• [What you will do]:
Can you give all the records again without altering a single character?

• [Entries shown]:
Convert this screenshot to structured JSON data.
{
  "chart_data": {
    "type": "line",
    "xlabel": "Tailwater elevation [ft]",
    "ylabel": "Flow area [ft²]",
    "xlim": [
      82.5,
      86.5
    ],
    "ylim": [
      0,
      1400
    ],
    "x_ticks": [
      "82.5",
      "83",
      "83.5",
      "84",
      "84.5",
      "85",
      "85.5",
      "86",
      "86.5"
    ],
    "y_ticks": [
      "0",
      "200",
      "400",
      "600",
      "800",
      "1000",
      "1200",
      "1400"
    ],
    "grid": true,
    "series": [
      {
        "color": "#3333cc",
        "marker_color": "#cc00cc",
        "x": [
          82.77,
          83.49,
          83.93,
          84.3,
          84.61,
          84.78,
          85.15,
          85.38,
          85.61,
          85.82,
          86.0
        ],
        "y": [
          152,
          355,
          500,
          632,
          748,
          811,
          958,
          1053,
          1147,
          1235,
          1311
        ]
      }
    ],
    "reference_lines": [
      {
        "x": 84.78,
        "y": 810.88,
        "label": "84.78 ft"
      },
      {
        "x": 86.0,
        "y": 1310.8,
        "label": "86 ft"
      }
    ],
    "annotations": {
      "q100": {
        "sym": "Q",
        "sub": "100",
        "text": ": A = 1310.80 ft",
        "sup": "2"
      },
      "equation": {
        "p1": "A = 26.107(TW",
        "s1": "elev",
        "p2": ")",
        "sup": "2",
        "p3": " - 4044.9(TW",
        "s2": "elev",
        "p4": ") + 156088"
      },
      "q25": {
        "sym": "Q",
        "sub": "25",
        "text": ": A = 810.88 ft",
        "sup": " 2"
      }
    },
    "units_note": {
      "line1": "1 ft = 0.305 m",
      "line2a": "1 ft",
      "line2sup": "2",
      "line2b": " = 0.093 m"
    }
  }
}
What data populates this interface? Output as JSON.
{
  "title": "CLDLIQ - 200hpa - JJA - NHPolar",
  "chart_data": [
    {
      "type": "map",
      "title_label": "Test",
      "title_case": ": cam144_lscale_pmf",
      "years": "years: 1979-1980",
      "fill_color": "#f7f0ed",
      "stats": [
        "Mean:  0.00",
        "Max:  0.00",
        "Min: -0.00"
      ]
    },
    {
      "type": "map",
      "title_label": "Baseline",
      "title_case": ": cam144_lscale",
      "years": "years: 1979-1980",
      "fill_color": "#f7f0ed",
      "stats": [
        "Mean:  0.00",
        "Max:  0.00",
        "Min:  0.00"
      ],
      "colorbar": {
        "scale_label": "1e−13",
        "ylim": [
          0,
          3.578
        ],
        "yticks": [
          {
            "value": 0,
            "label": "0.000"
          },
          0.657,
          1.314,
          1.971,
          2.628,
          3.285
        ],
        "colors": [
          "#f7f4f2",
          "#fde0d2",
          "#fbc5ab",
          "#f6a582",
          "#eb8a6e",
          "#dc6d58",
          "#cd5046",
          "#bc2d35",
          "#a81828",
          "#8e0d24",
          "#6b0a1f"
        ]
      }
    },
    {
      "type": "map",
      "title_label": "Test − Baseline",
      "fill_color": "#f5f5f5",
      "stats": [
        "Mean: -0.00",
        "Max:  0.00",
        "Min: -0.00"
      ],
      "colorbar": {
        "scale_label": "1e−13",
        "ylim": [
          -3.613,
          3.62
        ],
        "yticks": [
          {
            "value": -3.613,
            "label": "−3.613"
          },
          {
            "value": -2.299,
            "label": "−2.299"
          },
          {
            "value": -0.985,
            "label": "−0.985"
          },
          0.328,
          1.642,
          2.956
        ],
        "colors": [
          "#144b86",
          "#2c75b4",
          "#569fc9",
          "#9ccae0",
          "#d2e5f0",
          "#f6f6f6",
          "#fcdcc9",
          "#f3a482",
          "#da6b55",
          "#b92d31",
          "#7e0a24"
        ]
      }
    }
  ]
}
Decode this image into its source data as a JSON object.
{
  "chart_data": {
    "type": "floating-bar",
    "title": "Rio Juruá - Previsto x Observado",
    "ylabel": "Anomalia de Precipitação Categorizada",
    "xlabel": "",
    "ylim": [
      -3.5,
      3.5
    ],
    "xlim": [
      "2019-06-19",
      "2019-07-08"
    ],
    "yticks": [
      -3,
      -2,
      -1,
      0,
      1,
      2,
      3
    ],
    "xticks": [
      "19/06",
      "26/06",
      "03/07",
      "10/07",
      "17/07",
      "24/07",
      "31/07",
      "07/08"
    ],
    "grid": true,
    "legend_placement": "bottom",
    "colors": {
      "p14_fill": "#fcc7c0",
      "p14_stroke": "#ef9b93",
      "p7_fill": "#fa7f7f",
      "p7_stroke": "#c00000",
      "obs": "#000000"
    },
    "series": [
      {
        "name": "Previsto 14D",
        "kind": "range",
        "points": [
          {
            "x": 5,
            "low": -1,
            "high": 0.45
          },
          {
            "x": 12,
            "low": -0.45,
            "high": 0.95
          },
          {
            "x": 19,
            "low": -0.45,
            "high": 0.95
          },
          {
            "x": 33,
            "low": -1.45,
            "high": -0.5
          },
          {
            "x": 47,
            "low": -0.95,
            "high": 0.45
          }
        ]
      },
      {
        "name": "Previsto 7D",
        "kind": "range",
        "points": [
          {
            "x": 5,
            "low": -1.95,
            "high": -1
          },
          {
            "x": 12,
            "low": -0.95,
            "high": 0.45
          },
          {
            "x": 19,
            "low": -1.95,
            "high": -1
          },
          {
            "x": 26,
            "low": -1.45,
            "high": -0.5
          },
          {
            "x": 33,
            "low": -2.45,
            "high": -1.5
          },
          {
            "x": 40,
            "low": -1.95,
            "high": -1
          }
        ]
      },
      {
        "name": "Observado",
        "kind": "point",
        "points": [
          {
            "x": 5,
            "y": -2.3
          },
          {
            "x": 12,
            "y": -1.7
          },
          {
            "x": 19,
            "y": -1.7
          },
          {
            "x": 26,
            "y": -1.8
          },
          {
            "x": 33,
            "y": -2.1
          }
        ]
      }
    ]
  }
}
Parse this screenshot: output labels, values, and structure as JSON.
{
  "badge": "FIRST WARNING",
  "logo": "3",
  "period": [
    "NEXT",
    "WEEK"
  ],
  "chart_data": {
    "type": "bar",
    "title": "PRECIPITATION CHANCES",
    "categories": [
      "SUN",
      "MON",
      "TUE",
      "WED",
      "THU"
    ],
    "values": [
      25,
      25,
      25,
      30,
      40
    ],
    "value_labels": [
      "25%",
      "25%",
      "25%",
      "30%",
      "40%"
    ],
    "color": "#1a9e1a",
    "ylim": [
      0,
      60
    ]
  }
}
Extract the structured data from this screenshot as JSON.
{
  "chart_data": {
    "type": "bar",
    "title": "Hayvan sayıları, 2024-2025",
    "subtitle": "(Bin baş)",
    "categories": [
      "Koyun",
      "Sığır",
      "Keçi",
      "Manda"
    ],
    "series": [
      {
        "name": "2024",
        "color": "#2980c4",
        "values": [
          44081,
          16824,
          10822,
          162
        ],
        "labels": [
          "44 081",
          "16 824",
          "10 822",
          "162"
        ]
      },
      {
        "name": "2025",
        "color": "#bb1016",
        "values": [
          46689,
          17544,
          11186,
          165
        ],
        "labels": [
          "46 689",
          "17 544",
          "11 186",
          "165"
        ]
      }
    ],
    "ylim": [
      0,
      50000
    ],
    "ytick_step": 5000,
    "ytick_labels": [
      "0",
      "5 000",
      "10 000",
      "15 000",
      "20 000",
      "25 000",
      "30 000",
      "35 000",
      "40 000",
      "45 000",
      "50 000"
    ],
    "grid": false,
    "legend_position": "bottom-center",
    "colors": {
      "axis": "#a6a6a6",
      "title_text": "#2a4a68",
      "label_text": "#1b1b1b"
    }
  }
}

• [Task output]:
Convert this screenshot to structured JSON data.
{
  "chart_data": {
    "type": "line",
    "xlabel": "Tailwater elevation [ft]",
    "ylabel": "Flow area [ft²]",
    "xlim": [
      82.5,
      86.5
    ],
    "ylim": [
      0,
      1400
    ],
    "x_ticks": [
      "82.5",
      "83",
      "83.5",
      "84",
      "84.5",
      "85",
      "85.5",
      "86",
      "86.5"
    ],
    "y_ticks": [
      "0",
      "200",
      "400",
      "600",
      "800",
      "1000",
      "1200",
      "1400"
    ],
    "grid": true,
    "series": [
      {
        "color": "#3333cc",
        "marker_color": "#cc00cc",
        "x": [
          82.77,
          83.49,
          83.93,
          84.3,
          84.61,
          84.78,
          85.15,
          85.38,
          85.61,
          85.82,
          86.0
        ],
        "y": [
          152,
          355,
          500,
          632,
          748,
          811,
          958,
          1053,
          1147,
          1235,
          1311
        ]
      }
    ],
    "reference_lines": [
      {
        "x": 84.78,
        "y": 810.88,
        "label": "84.78 ft"
      },
      {
        "x": 86.0,
        "y": 1310.8,
        "label": "86 ft"
      }
    ],
    "annotations": {
      "q100": {
        "sym": "Q",
        "sub": "100",
        "text": ": A = 1310.80 ft",
        "sup": "2"
      },
      "equation": {
        "p1": "A = 26.107(TW",
        "s1": "elev",
        "p2": ")",
        "sup": "2",
        "p3": " - 4044.9(TW",
        "s2": "elev",
        "p4": ") + 156088"
      },
      "q25": {
        "sym": "Q",
        "sub": "25",
        "text": ": A = 810.88 ft",
        "sup": " 2"
      }
    },
    "units_note": {
      "line1": "1 ft = 0.305 m",
      "line2a": "1 ft",
      "line2sup": "2",
      "line2b": " = 0.093 m"
    }
  }
}
What data populates this interface? Output as JSON.
{
  "title": "CLDLIQ - 200hpa - JJA - NHPolar",
  "chart_data": [
    {
      "type": "map",
      "title_label": "Test",
      "title_case": ": cam144_lscale_pmf",
      "years": "years: 1979-1980",
      "fill_color": "#f7f0ed",
      "stats": [
        "Mean:  0.00",
        "Max:  0.00",
        "Min: -0.00"
      ]
    },
    {
      "type": "map",
      "title_label": "Baseline",
      "title_case": ": cam144_lscale",
      "years": "years: 1979-1980",
      "fill_color": "#f7f0ed",
      "stats": [
        "Mean:  0.00",
        "Max:  0.00",
        "Min:  0.00"
      ],
      "colorbar": {
        "scale_label": "1e−13",
        "ylim": [
          0,
          3.578
        ],
        "yticks": [
          {
            "value": 0,
            "label": "0.000"
          },
          0.657,
          1.314,
          1.971,
          2.628,
          3.285
        ],
        "colors": [
          "#f7f4f2",
          "#fde0d2",
          "#fbc5ab",
          "#f6a582",
          "#eb8a6e",
          "#dc6d58",
          "#cd5046",
          "#bc2d35",
          "#a81828",
          "#8e0d24",
          "#6b0a1f"
        ]
      }
    },
    {
      "type": "map",
      "title_label": "Test − Baseline",
      "fill_color": "#f5f5f5",
      "stats": [
        "Mean: -0.00",
        "Max:  0.00",
        "Min: -0.00"
      ],
      "colorbar": {
        "scale_label": "1e−13",
        "ylim": [
          -3.613,
          3.62
        ],
        "yticks": [
          {
            "value": -3.613,
            "label": "−3.613"
          },
          {
            "value": -2.299,
            "label": "−2.299"
          },
          {
            "value": -0.985,
            "label": "−0.985"
          },
          0.328,
          1.642,
          2.956
        ],
        "colors": [
          "#144b86",
          "#2c75b4",
          "#569fc9",
          "#9ccae0",
          "#d2e5f0",
          "#f6f6f6",
          "#fcdcc9",
          "#f3a482",
          "#da6b55",
          "#b92d31",
          "#7e0a24"
        ]
      }
    }
  ]
}
Decode this image into its source data as a JSON object.
{
  "chart_data": {
    "type": "floating-bar",
    "title": "Rio Juruá - Previsto x Observado",
    "ylabel": "Anomalia de Precipitação Categorizada",
    "xlabel": "",
    "ylim": [
      -3.5,
      3.5
    ],
    "xlim": [
      "2019-06-19",
      "2019-07-08"
    ],
    "yticks": [
      -3,
      -2,
      -1,
      0,
      1,
      2,
      3
    ],
    "xticks": [
      "19/06",
      "26/06",
      "03/07",
      "10/07",
      "17/07",
      "24/07",
      "31/07",
      "07/08"
    ],
    "grid": true,
    "legend_placement": "bottom",
    "colors": {
      "p14_fill": "#fcc7c0",
      "p14_stroke": "#ef9b93",
      "p7_fill": "#fa7f7f",
      "p7_stroke": "#c00000",
      "obs": "#000000"
    },
    "series": [
      {
        "name": "Previsto 14D",
        "kind": "range",
        "points": [
          {
            "x": 5,
            "low": -1,
            "high": 0.45
          },
          {
            "x": 12,
            "low": -0.45,
            "high": 0.95
          },
          {
            "x": 19,
            "low": -0.45,
            "high": 0.95
          },
          {
            "x": 33,
            "low": -1.45,
            "high": -0.5
          },
          {
            "x": 47,
            "low": -0.95,
            "high": 0.45
          }
        ]
      },
      {
        "name": "Previsto 7D",
        "kind": "range",
        "points": [
          {
            "x": 5,
            "low": -1.95,
            "high": -1
          },
          {
            "x": 12,
            "low": -0.95,
            "high": 0.45
          },
          {
            "x": 19,
            "low": -1.95,
            "high": -1
          },
          {
            "x": 26,
            "low": -1.45,
            "high": -0.5
          },
          {
            "x": 33,
            "low": -2.45,
            "high": -1.5
          },
          {
            "x": 40,
            "low": -1.95,
            "high": -1
          }
        ]
      },
      {
        "name": "Observado",
        "kind": "point",
        "points": [
          {
            "x": 5,
            "y": -2.3
          },
          {
            "x": 12,
            "y": -1.7
          },
          {
            "x": 19,
            "y": -1.7
          },
          {
            "x": 26,
            "y": -1.8
          },
          {
            "x": 33,
            "y": -2.1
          }
        ]
      }
    ]
  }
}
Parse this screenshot: output labels, values, and structure as JSON.
{
  "badge": "FIRST WARNING",
  "logo": "3",
  "period": [
    "NEXT",
    "WEEK"
  ],
  "chart_data": {
    "type": "bar",
    "title": "PRECIPITATION CHANCES",
    "categories": [
      "SUN",
      "MON",
      "TUE",
      "WED",
      "THU"
    ],
    "values": [
      25,
      25,
      25,
      30,
      40
    ],
    "value_labels": [
      "25%",
      "25%",
      "25%",
      "30%",
      "40%"
    ],
    "color": "#1a9e1a",
    "ylim": [
      0,
      60
    ]
  }
}
Extract the structured data from this screenshot as JSON.
{
  "chart_data": {
    "type": "bar",
    "title": "Hayvan sayıları, 2024-2025",
    "subtitle": "(Bin baş)",
    "categories": [
      "Koyun",
      "Sığır",
      "Keçi",
      "Manda"
    ],
    "series": [
      {
        "name": "2024",
        "color": "#2980c4",
        "values": [
          44081,
          16824,
          10822,
          162
        ],
        "labels": [
          "44 081",
          "16 824",
          "10 822",
          "162"
        ]
      },
      {
        "name": "2025",
        "color": "#bb1016",
        "values": [
          46689,
          17544,
          11186,
          165
        ],
        "labels": [
          "46 689",
          "17 544",
          "11 186",
          "165"
        ]
      }
    ],
    "ylim": [
      0,
      50000
    ],
    "ytick_step": 5000,
    "ytick_labels": [
      "0",
      "5 000",
      "10 000",
      "15 000",
      "20 000",
      "25 000",
      "30 000",
      "35 000",
      "40 000",
      "45 000",
      "50 000"
    ],
    "grid": false,
    "legend_position": "bottom-center",
    "colors": {
      "axis": "#a6a6a6",
      "title_text": "#2a4a68",
      "label_text": "#1b1b1b"
    }
  }
}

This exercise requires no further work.